▶ [EXTRACT]
==========

While her on-court tennis skills, including a blistering two-handed backhand, are to be marveled at, perhaps the most impressive thing about Raducanu is her unflappable confidence and composure. Teenagers aren’t supposed to win major titles without dropping sets, and they aren’t supposed to seem unfazed competing in New York and on the biggest stage. But here she was in Queens in front of tens of thousands of spectators, and millions more watching on television, delivering a master class performance.

Just a couple of months before, Raducanu burst onto the scene at Wimbledon, where she reached the fourth round as a Wild Card. She had never played at a WTA Tour event prior to Wimbledon, but won three main draw matches at the tournament in her home country. But in her fourth-round match against Ajla Tomljanovic, she began to have problems breathing and felt dizzy, forcing her to retire from the match.

Her retirement was met with a mixed reaction, with some claiming she was overwhelmed by the moment and could not handle the pressure. Whatever the reason was, the teenager put any notion that pressure was too much for her to bed with her run in New York.

That unwavering poise comes from how she was raised, she says. Born in Toronto, Canada to a Romanian father and Chinese mother, Raducanu and her family moved to London when she was just two-years-old. Although her parents were unable to join her in New York and witness her accomplishment in person, they were certainly there in spirit.

“I think the confidence comes from just inner belief,” Raducanu said in Vogue. “My mom comes from a Chinese background, they have very good self-belief. It’s not necessarily about telling everyone how good you are, but it’s about believing it within yourself. I really respect that about the culture.”

She added:

“I think that the calmness and the mental strength definitely comes from my upbringing. I think my parents have both instilled in me from a very young age to definitely have a positive attitude on court, because when I was younger, it was definitely an absolute no-go if I had any sort of bad attitude. So from a young age, I definitely learned that, and it’s followed me until now.”

==========

▶ [DATASET EXTRACT]
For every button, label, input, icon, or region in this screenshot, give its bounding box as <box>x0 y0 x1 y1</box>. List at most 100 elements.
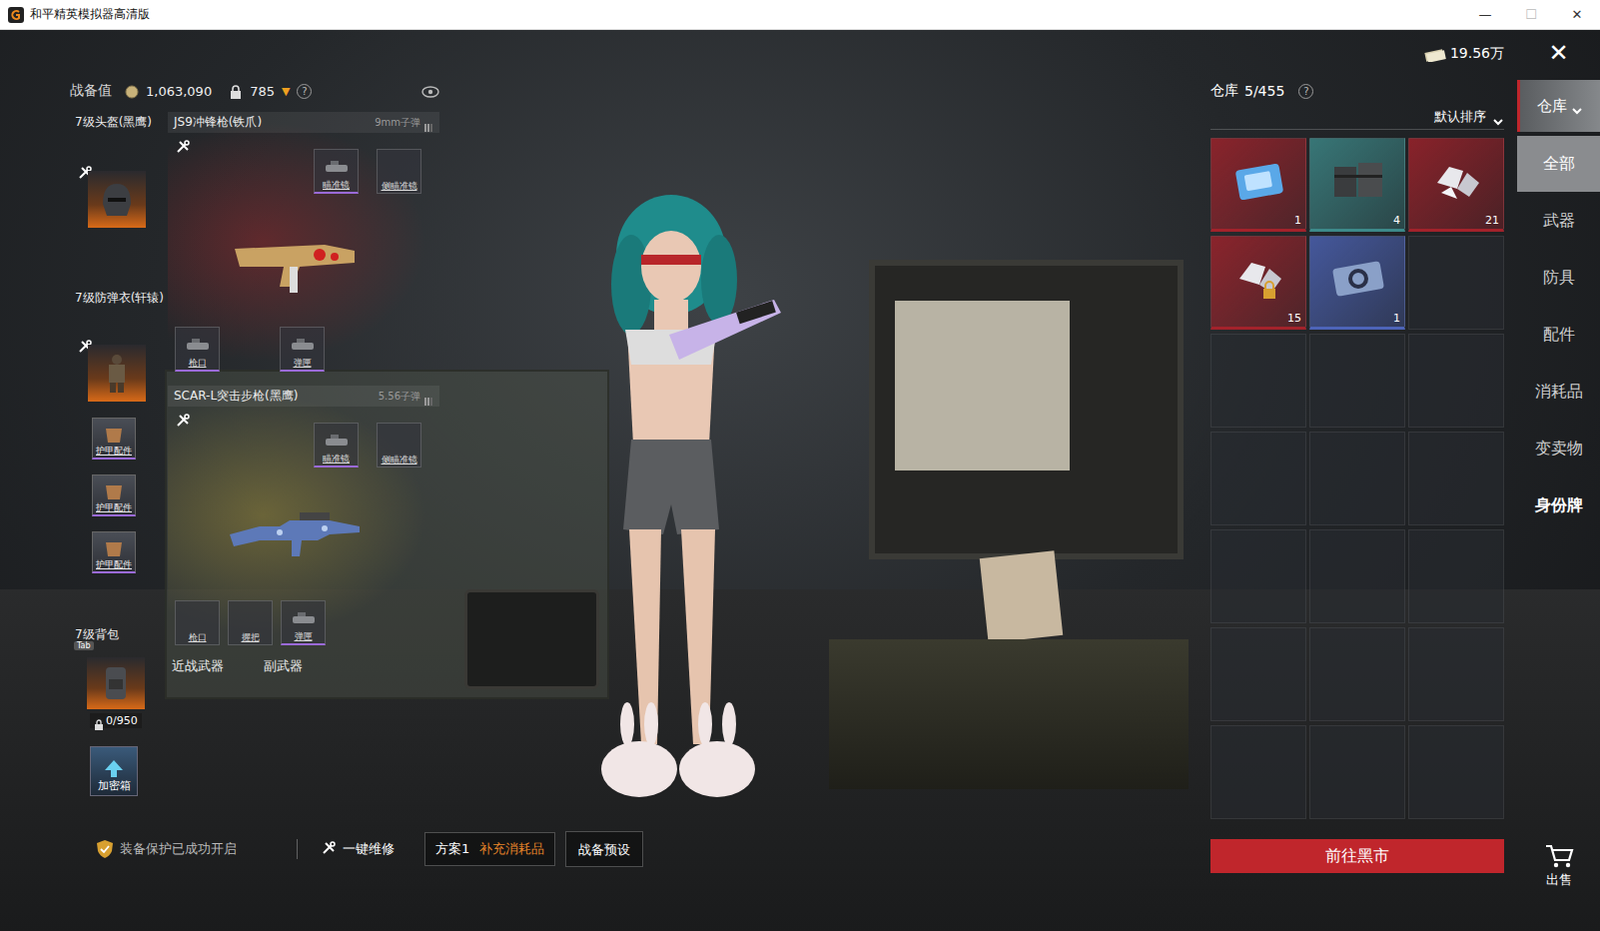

==========

▶ [EXERCISE] In the Raducanu text, who was her opponent in the fourth round at Wimbledon?

▶ [SOLUTION TO THE EXERCISE] Ajla Tomljanovic